# TASK DATA:

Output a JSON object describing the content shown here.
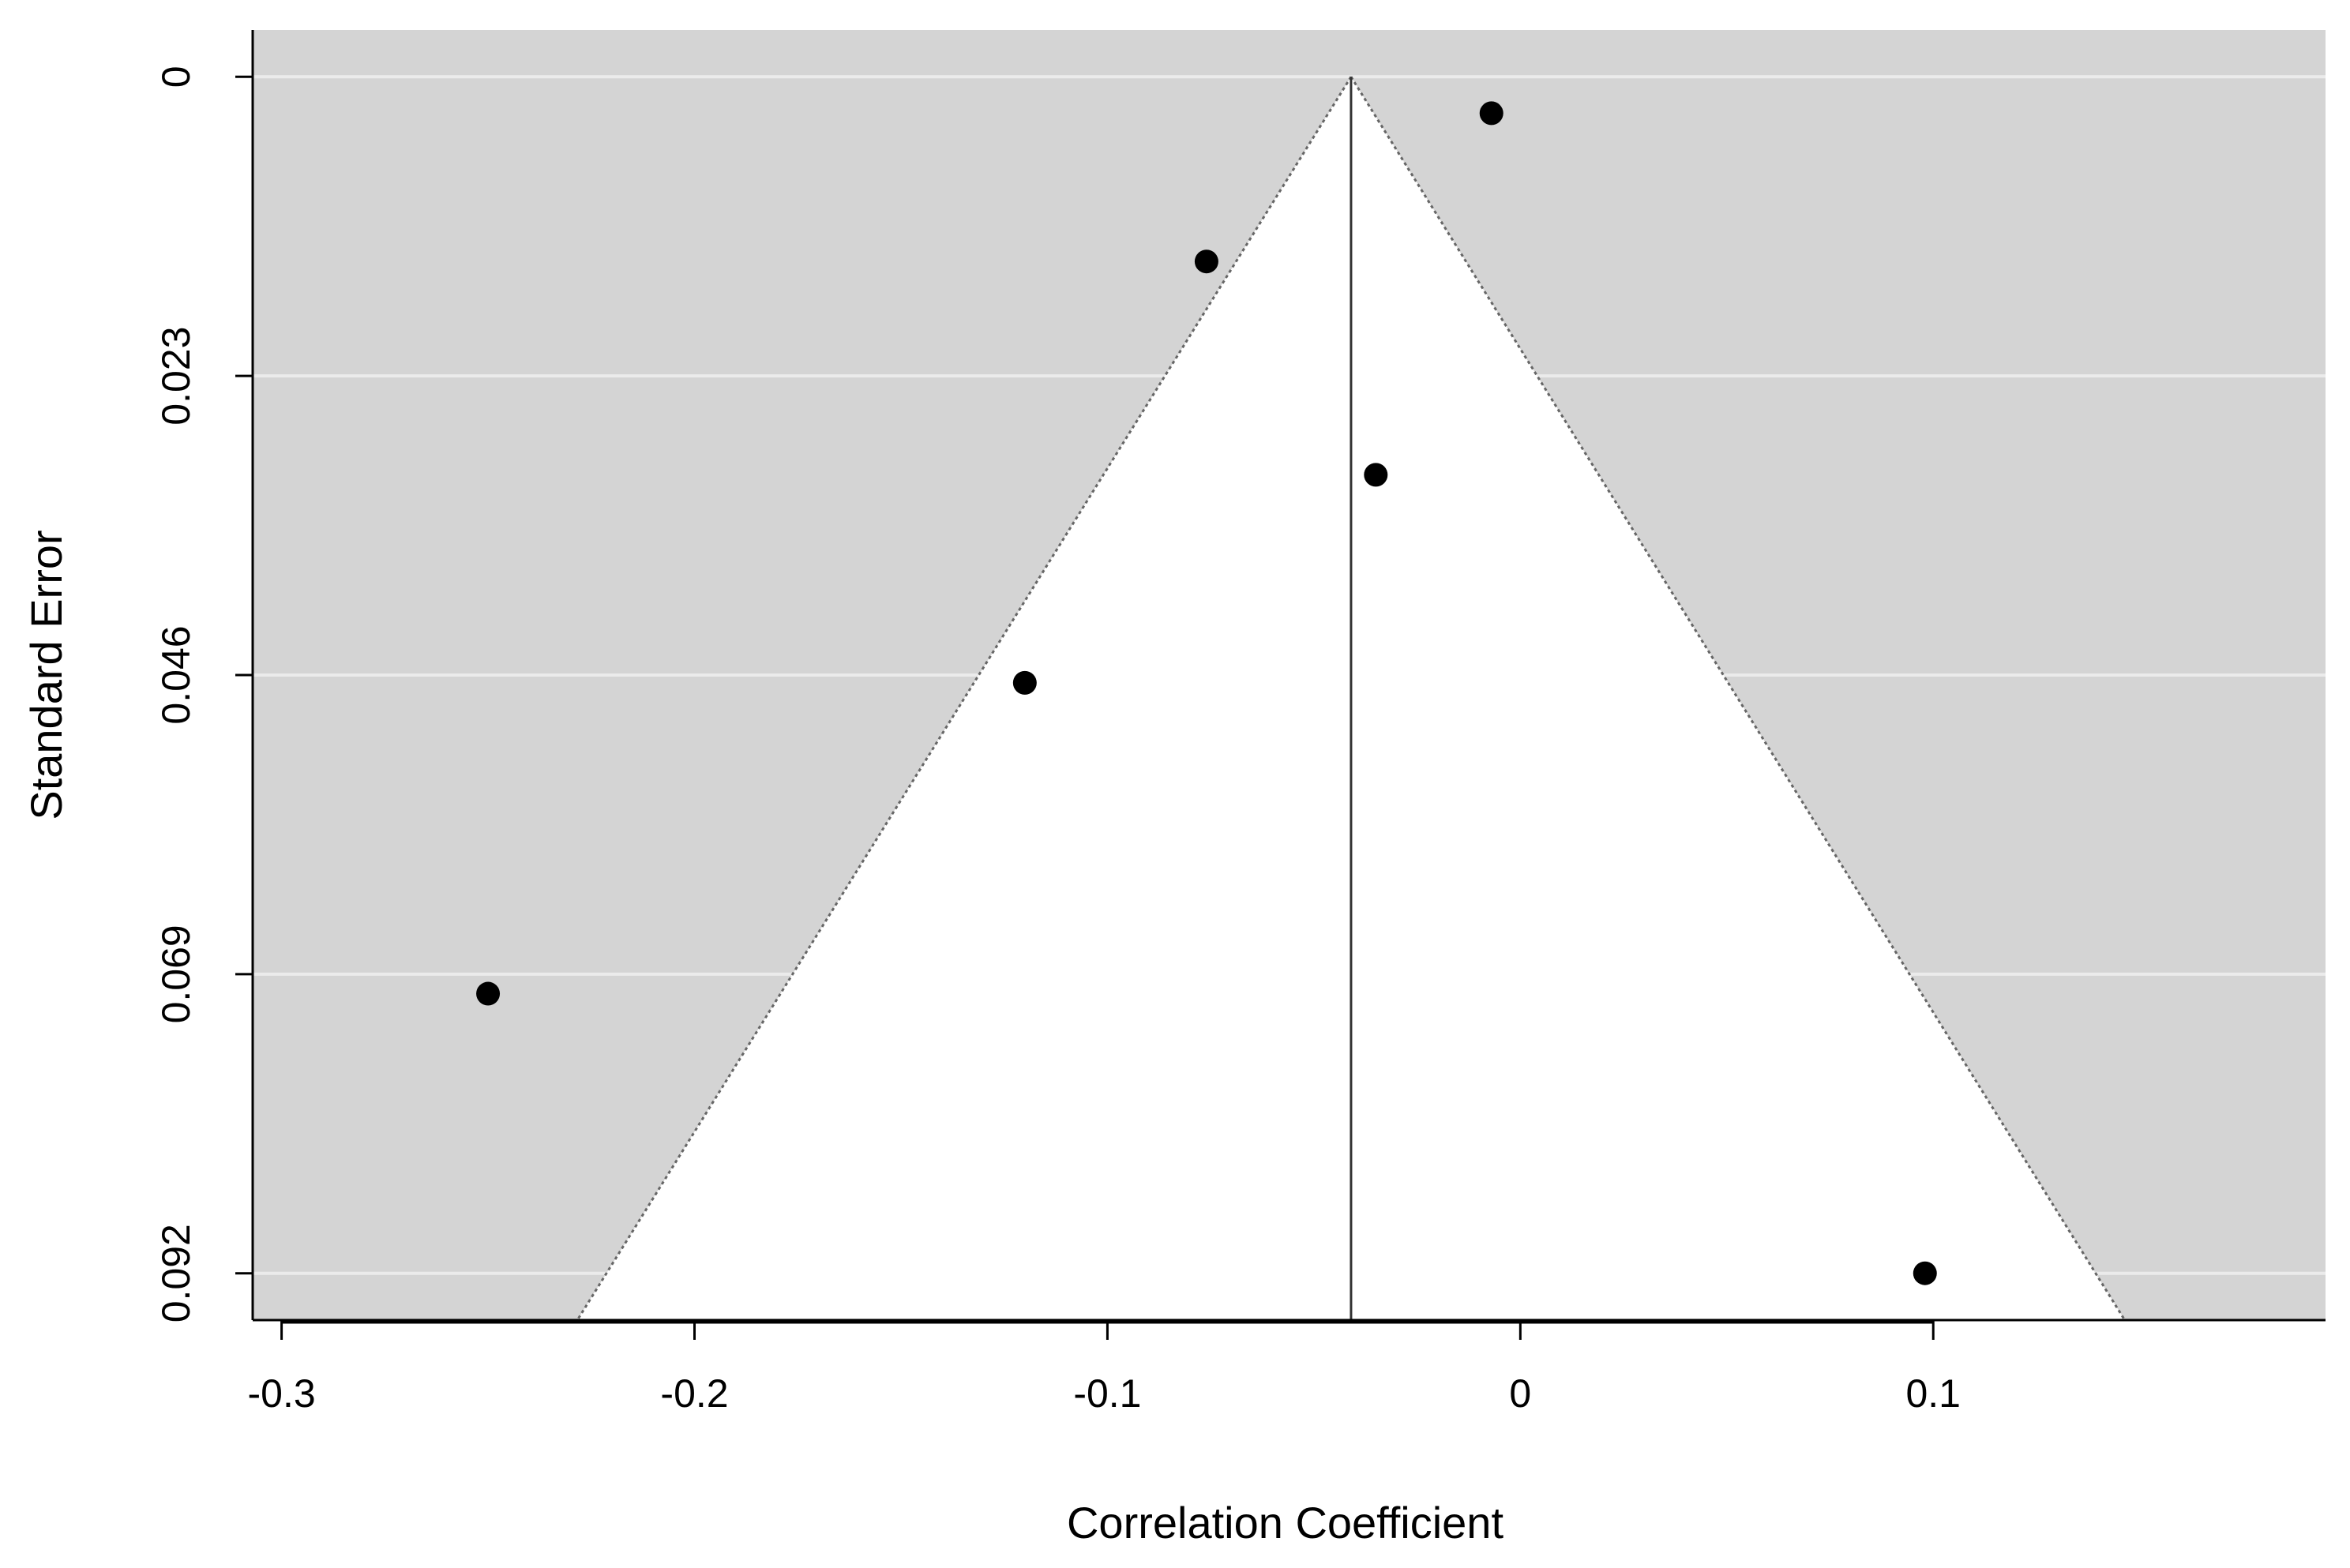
{
  "chart_data": {
    "type": "scatter",
    "subtype": "funnel",
    "title": "",
    "xlabel": "Correlation Coefficient",
    "ylabel": "Standard Error",
    "xlim": [
      -0.307,
      0.195
    ],
    "ylim": [
      0.0956,
      -0.0036
    ],
    "y_reversed": true,
    "x_ticks": [
      -0.3,
      -0.2,
      -0.1,
      0,
      0.1
    ],
    "x_tick_labels": [
      "-0.3",
      "-0.2",
      "-0.1",
      "0",
      "0.1"
    ],
    "y_ticks": [
      0,
      0.023,
      0.046,
      0.069,
      0.092
    ],
    "y_tick_labels": [
      "0",
      "0.023",
      "0.046",
      "0.069",
      "0.092"
    ],
    "grid": true,
    "grid_axis": "y",
    "estimate": -0.041,
    "funnel_multiplier": 1.96,
    "points": [
      {
        "x": -0.25,
        "y": 0.0705
      },
      {
        "x": -0.12,
        "y": 0.0466
      },
      {
        "x": -0.076,
        "y": 0.0142
      },
      {
        "x": -0.035,
        "y": 0.0306
      },
      {
        "x": -0.007,
        "y": 0.0028
      },
      {
        "x": 0.098,
        "y": 0.092
      }
    ],
    "colors": {
      "outer_region": "#d4d4d4",
      "funnel_region": "#ffffff",
      "gridline": "#ebebeb",
      "funnel_line": "#666666",
      "points": "#000000",
      "axes": "#000000"
    }
  }
}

# WHAT YOU WILL DO:
Keep the pictures out of your copy, and repeat every entry above exactly.

# EXPECTED OUTPUT:
Output a JSON object describing the content shown here.
{
  "chart_data": {
    "type": "scatter",
    "subtype": "funnel",
    "title": "",
    "xlabel": "Correlation Coefficient",
    "ylabel": "Standard Error",
    "xlim": [
      -0.307,
      0.195
    ],
    "ylim": [
      0.0956,
      -0.0036
    ],
    "y_reversed": true,
    "x_ticks": [
      -0.3,
      -0.2,
      -0.1,
      0,
      0.1
    ],
    "x_tick_labels": [
      "-0.3",
      "-0.2",
      "-0.1",
      "0",
      "0.1"
    ],
    "y_ticks": [
      0,
      0.023,
      0.046,
      0.069,
      0.092
    ],
    "y_tick_labels": [
      "0",
      "0.023",
      "0.046",
      "0.069",
      "0.092"
    ],
    "grid": true,
    "grid_axis": "y",
    "estimate": -0.041,
    "funnel_multiplier": 1.96,
    "points": [
      {
        "x": -0.25,
        "y": 0.0705
      },
      {
        "x": -0.12,
        "y": 0.0466
      },
      {
        "x": -0.076,
        "y": 0.0142
      },
      {
        "x": -0.035,
        "y": 0.0306
      },
      {
        "x": -0.007,
        "y": 0.0028
      },
      {
        "x": 0.098,
        "y": 0.092
      }
    ],
    "colors": {
      "outer_region": "#d4d4d4",
      "funnel_region": "#ffffff",
      "gridline": "#ebebeb",
      "funnel_line": "#666666",
      "points": "#000000",
      "axes": "#000000"
    }
  }
}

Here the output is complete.